■ **Problem**: Give the number of lines that contain the string "grid", please, and nothing else.

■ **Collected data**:

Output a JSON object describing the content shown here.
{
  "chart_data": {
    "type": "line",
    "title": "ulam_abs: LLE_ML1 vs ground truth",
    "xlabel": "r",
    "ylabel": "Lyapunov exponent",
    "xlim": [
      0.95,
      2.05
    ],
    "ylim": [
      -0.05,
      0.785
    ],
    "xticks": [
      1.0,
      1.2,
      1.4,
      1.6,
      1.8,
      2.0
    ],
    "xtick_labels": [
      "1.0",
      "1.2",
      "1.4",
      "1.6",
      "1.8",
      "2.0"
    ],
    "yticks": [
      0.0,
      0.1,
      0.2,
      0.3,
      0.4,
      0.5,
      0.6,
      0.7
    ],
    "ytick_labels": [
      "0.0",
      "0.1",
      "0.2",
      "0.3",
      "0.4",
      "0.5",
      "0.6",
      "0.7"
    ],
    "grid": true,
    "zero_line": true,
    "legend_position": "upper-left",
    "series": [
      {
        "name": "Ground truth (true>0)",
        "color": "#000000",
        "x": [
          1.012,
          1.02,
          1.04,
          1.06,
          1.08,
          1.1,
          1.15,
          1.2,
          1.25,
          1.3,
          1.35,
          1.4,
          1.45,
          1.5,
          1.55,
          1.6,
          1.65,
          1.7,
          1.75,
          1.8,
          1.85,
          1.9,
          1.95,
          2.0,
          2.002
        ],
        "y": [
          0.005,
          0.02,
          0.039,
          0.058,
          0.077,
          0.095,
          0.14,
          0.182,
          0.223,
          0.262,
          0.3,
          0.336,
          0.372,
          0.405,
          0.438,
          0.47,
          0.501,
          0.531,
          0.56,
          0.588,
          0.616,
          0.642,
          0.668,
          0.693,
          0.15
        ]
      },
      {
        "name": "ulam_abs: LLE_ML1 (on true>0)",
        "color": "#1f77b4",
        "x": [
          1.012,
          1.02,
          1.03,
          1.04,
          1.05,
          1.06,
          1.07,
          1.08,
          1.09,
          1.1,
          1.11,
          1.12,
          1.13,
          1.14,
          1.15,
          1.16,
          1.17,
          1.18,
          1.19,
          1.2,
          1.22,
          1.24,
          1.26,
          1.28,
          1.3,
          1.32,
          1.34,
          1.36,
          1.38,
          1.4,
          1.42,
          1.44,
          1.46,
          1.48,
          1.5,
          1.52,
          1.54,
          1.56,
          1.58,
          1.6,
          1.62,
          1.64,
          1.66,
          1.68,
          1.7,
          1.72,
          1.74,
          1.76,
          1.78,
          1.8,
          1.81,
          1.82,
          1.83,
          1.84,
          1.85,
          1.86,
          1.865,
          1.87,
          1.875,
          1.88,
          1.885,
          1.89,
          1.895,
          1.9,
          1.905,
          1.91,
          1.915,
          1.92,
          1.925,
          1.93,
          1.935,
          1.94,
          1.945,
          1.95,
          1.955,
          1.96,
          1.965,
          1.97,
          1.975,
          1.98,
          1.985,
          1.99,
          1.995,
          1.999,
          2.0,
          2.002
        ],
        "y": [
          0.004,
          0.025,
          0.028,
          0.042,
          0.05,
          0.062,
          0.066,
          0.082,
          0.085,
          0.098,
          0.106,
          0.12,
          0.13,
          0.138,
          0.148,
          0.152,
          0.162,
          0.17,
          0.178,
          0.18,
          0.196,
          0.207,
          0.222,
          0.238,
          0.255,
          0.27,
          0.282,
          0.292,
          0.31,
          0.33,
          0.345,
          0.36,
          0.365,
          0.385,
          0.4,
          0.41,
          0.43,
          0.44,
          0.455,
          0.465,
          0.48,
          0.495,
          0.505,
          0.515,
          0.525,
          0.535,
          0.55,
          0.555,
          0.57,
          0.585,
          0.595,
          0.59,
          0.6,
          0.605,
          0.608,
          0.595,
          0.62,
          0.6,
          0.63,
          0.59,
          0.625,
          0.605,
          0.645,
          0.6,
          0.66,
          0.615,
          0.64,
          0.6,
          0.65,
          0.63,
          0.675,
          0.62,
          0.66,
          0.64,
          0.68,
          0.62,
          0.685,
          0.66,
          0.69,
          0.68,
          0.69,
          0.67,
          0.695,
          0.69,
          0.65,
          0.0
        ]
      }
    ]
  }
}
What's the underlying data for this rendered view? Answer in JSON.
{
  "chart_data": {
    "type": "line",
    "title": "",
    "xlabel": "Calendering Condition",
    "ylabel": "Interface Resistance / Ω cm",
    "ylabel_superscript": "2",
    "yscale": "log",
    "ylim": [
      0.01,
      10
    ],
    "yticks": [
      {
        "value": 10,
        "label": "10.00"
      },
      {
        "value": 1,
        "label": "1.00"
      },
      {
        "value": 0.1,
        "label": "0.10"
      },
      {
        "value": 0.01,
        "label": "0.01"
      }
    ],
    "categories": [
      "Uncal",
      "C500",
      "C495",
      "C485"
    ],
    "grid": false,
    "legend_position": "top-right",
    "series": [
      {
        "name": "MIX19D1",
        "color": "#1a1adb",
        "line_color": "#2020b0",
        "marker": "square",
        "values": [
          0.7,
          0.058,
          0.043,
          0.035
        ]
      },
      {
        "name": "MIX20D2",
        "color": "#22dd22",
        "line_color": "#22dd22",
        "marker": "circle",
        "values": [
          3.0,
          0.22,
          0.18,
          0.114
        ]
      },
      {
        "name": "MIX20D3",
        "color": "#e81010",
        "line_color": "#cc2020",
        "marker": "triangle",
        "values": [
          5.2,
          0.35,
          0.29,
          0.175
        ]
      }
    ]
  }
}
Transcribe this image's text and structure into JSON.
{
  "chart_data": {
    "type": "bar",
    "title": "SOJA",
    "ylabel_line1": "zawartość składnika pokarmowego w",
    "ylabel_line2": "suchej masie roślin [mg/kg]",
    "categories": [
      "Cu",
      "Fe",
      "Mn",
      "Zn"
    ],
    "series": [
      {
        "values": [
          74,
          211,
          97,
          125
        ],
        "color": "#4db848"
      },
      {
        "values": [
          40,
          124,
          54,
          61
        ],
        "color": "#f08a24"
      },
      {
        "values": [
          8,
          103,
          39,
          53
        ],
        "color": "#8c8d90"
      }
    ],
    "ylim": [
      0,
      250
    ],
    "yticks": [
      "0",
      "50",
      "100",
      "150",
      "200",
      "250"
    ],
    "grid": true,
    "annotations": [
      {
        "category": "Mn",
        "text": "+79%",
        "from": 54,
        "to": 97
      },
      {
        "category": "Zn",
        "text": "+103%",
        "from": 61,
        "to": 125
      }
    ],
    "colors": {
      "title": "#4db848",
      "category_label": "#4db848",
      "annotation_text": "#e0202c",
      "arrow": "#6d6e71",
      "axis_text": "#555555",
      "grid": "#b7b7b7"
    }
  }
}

■ **Written answer**: 4